STATED EXERCISE
Find the number of lines in these records where the word "JSON" appears. Reply with that number and nothing more.
— START OF DATA PROVIDED —
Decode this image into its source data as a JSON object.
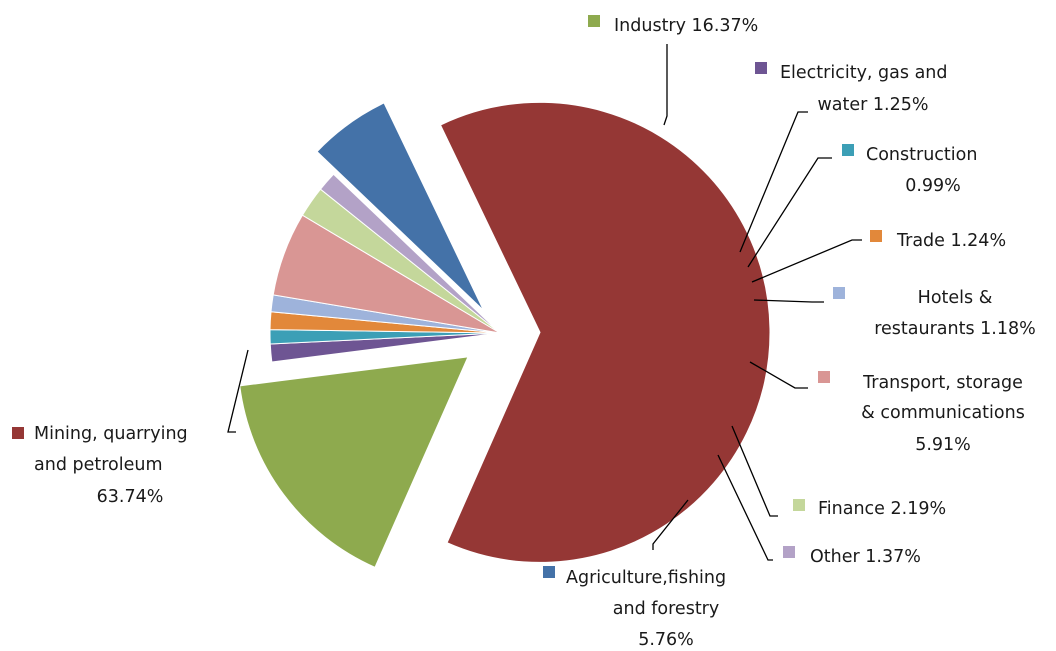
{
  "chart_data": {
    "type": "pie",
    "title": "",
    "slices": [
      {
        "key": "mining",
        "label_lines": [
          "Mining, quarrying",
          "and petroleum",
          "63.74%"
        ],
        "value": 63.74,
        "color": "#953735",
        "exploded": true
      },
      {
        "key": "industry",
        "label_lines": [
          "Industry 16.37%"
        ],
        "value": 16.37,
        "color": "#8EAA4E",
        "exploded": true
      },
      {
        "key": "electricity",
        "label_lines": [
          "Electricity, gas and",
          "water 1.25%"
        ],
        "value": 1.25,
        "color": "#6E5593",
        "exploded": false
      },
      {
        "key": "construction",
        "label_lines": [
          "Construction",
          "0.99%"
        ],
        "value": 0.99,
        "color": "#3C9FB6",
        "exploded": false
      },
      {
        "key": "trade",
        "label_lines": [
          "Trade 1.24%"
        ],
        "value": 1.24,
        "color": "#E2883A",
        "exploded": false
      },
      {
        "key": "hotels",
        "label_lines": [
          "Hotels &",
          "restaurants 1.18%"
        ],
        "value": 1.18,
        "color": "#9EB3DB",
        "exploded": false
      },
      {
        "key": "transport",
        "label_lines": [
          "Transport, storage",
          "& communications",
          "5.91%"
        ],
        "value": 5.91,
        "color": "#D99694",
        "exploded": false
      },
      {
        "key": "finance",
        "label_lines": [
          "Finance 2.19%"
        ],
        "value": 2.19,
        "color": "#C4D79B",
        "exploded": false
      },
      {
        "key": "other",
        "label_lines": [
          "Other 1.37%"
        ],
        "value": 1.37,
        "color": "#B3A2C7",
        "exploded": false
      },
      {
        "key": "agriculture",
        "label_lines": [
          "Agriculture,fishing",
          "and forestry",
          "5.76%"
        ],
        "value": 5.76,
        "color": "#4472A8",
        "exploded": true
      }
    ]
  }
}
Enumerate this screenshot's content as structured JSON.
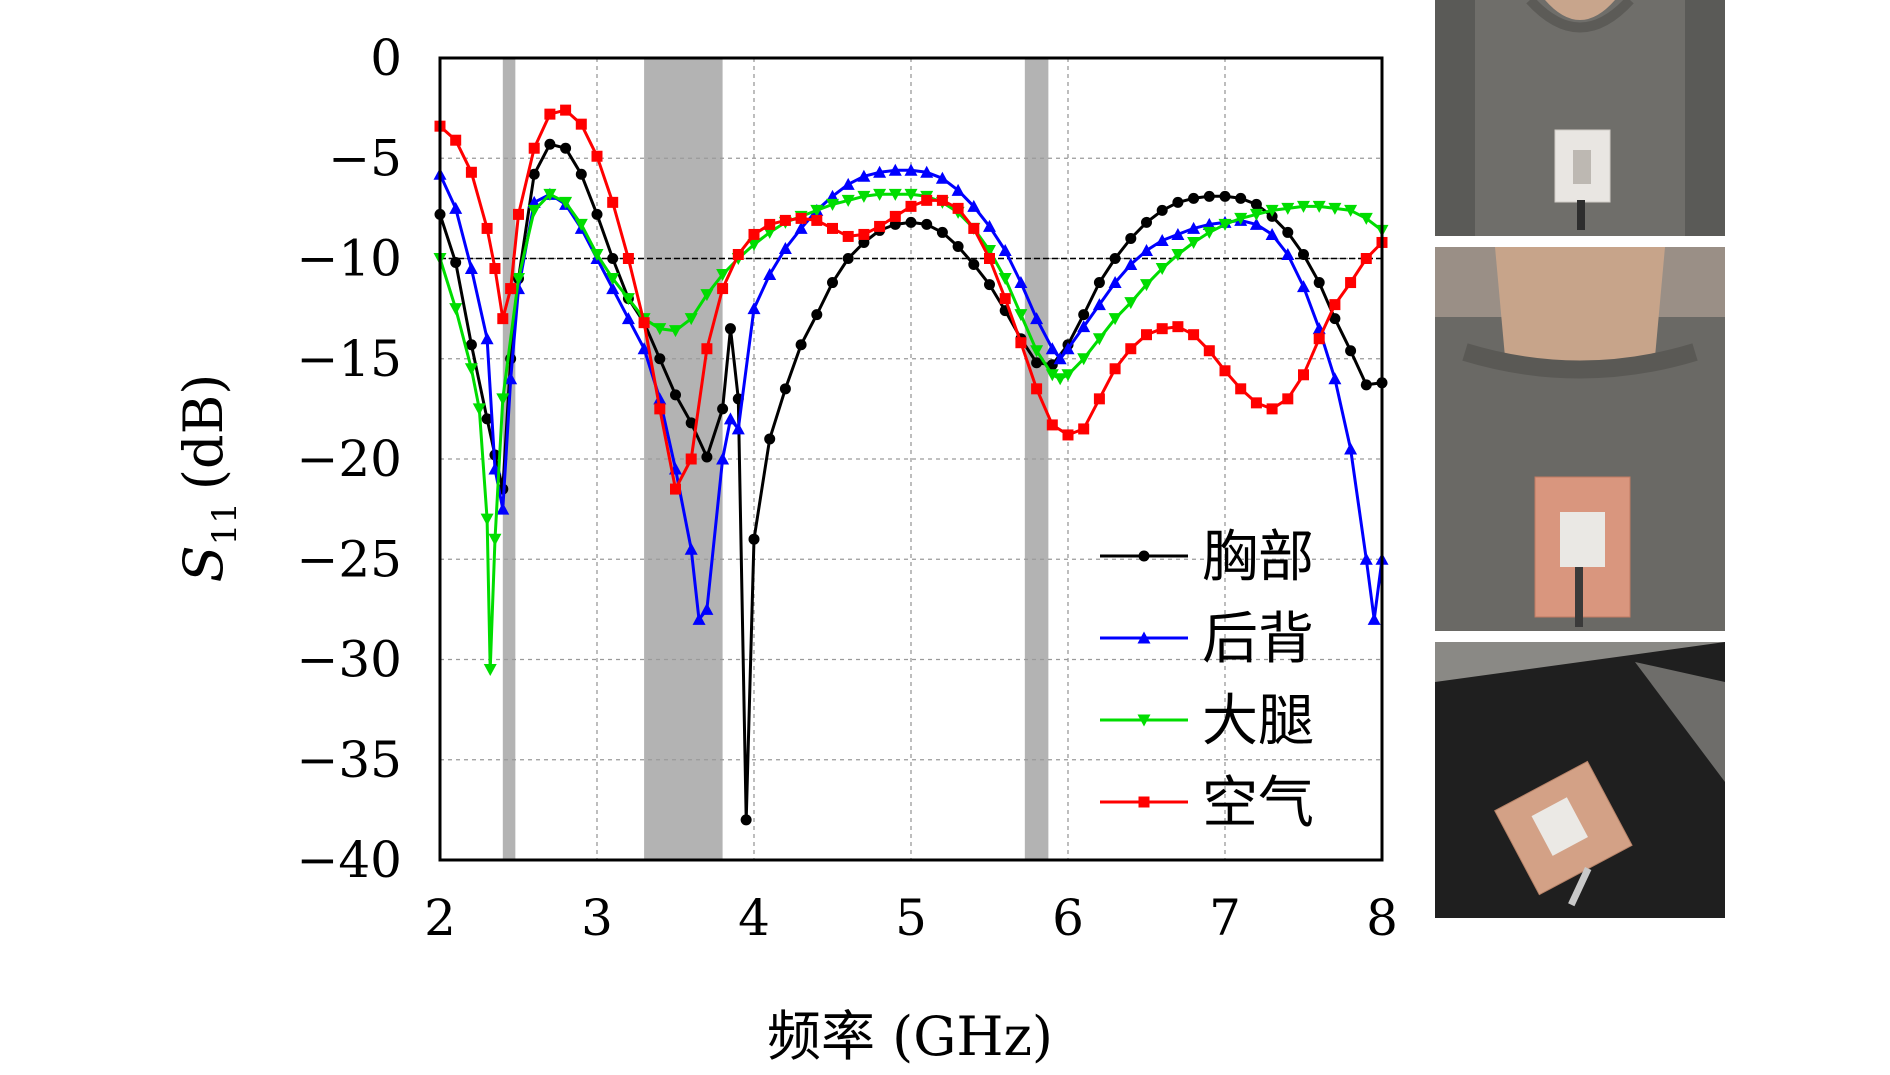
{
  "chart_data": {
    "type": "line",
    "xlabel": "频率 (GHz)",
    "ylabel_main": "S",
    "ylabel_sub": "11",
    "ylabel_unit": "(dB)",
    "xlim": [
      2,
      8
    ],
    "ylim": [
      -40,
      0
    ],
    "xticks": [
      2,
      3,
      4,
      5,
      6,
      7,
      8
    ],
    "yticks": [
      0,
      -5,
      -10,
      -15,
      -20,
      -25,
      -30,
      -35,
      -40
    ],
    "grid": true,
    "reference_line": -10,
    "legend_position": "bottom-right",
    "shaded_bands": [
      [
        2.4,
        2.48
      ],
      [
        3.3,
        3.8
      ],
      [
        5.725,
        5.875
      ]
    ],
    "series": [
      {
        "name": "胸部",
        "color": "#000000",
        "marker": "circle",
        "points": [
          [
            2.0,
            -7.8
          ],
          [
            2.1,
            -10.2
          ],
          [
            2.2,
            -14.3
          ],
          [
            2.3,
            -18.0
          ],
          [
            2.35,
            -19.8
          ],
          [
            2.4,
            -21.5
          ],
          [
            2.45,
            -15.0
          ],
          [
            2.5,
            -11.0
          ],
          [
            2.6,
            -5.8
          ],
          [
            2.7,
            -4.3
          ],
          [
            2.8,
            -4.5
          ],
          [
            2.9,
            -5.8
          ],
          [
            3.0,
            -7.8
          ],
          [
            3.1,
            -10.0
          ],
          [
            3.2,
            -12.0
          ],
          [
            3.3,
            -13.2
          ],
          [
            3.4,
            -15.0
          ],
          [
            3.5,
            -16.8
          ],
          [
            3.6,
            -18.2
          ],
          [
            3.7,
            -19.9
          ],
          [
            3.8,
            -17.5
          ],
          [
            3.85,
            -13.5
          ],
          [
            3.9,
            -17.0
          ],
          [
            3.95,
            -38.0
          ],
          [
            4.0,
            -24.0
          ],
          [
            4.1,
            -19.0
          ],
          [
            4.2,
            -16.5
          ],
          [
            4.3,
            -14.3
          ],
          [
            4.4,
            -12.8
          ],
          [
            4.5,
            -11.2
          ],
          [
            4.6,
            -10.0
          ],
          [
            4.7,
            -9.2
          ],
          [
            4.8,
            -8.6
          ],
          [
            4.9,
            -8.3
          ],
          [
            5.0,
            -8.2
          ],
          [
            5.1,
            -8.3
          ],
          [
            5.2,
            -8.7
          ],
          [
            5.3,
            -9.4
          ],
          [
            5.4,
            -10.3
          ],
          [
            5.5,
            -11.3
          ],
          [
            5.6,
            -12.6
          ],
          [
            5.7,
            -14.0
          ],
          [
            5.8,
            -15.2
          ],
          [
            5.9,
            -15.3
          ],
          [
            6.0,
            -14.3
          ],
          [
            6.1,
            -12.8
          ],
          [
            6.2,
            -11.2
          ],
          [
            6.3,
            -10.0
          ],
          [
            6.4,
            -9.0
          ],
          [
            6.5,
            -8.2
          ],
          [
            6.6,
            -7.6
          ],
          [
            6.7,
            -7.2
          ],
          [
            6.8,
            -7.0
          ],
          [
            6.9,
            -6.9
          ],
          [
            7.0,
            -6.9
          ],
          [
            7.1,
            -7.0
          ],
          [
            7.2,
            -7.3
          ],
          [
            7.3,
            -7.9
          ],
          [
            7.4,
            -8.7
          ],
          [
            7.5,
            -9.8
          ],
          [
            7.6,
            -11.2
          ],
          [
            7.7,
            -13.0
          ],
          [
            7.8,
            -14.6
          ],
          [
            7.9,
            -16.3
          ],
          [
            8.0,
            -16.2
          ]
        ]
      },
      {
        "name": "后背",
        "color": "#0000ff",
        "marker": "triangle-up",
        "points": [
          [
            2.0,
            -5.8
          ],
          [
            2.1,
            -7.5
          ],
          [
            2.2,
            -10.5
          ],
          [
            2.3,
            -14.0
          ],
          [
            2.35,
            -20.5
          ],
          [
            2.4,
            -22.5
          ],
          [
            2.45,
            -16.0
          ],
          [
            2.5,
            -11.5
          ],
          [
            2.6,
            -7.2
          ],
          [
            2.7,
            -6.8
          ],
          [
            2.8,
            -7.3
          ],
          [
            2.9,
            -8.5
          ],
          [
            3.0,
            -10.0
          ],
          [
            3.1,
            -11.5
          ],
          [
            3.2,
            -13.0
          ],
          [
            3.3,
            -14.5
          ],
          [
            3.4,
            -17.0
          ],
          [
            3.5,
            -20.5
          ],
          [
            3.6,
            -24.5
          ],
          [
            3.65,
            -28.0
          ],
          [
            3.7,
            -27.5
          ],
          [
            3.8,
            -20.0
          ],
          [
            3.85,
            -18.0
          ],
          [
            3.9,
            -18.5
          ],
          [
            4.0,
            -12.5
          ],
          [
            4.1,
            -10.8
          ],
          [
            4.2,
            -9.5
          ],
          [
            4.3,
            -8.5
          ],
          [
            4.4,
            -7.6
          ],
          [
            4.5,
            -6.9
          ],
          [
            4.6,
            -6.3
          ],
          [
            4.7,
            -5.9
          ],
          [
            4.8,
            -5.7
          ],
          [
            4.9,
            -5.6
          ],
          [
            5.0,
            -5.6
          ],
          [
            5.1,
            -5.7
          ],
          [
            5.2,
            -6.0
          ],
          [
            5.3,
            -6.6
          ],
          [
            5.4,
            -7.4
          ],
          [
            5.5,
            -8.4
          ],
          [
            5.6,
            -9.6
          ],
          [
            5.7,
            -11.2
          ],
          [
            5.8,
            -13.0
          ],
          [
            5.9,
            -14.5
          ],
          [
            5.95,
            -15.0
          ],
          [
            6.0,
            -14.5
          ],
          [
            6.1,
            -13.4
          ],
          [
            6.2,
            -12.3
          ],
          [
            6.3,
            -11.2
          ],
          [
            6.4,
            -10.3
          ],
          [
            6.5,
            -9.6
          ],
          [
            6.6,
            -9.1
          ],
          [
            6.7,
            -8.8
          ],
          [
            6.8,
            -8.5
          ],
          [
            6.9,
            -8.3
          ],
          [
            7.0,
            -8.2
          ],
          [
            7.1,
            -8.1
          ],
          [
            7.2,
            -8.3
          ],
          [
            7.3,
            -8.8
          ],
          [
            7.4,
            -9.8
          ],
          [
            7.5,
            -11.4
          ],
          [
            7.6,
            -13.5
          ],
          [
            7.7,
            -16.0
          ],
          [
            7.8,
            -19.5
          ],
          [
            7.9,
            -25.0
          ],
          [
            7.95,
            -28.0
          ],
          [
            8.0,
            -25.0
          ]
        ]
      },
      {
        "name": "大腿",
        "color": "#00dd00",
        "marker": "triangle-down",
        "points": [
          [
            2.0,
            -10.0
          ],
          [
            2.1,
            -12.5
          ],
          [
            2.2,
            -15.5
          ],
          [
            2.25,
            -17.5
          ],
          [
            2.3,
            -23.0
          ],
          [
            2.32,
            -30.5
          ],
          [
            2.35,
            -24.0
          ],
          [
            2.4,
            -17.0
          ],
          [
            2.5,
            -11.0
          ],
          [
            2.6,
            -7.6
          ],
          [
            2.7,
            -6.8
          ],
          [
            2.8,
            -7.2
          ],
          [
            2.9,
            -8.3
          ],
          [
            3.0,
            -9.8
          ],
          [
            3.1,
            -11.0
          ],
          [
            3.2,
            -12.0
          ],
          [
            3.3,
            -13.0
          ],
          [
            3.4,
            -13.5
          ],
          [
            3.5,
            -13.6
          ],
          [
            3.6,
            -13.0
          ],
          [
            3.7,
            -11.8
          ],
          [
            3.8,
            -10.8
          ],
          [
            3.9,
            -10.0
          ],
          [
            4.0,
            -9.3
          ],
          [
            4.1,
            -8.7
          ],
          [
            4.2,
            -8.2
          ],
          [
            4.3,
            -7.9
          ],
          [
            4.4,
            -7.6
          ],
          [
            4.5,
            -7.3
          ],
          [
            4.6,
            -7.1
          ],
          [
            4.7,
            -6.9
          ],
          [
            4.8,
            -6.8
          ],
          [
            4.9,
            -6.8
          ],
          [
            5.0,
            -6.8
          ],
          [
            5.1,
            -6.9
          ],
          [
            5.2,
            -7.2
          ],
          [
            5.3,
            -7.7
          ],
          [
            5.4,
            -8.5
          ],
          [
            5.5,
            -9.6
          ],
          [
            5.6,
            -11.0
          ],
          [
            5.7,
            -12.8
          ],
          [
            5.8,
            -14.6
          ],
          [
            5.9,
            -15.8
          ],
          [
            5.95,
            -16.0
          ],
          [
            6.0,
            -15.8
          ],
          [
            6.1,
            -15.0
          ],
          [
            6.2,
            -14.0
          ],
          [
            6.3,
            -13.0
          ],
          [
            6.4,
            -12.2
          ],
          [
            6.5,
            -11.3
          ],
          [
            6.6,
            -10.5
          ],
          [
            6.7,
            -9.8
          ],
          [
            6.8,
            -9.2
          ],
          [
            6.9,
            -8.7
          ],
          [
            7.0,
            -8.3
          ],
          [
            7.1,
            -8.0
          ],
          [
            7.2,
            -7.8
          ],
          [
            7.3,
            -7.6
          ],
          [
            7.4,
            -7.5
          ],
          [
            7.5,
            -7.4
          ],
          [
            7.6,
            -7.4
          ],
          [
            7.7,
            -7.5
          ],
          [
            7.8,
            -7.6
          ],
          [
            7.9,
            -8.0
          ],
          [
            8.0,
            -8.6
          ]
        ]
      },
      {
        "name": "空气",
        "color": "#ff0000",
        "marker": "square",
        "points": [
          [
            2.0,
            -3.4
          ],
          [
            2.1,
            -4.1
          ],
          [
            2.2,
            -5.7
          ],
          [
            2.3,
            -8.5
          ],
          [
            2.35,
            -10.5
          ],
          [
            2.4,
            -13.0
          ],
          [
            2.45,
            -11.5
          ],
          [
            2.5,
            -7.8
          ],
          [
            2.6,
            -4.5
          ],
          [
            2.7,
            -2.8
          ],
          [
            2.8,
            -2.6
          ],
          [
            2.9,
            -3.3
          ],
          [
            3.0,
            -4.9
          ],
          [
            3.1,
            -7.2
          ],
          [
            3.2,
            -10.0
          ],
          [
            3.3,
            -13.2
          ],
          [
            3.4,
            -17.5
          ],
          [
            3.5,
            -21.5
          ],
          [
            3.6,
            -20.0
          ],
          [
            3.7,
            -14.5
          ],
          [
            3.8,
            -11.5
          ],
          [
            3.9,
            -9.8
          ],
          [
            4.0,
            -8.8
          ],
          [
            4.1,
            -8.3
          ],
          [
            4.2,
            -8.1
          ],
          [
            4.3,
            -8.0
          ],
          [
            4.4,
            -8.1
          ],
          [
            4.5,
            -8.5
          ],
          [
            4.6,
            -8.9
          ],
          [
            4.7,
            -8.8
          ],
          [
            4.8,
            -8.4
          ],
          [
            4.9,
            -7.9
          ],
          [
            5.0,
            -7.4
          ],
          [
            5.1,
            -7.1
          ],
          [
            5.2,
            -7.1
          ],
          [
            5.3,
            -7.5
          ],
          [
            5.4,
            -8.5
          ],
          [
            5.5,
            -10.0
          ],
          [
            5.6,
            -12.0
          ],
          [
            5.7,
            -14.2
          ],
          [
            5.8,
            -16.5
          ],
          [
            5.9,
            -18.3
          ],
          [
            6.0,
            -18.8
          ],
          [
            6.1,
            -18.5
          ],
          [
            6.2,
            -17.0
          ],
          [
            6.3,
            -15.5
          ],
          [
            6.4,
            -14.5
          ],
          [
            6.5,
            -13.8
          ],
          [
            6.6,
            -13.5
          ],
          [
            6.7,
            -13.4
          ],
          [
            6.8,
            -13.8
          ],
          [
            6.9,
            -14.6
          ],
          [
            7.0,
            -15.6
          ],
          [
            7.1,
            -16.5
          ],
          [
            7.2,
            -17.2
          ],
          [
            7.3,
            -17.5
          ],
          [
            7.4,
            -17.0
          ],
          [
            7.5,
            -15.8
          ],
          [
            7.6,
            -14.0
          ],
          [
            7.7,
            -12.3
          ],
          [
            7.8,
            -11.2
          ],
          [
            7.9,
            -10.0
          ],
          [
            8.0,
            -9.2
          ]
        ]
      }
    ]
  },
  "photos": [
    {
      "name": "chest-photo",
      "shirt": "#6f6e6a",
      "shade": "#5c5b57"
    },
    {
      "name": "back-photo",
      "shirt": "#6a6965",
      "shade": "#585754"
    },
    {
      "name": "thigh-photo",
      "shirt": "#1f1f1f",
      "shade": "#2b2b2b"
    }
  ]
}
— END OF DATA PROVIDED —
OUTPUT OF THE TASK
2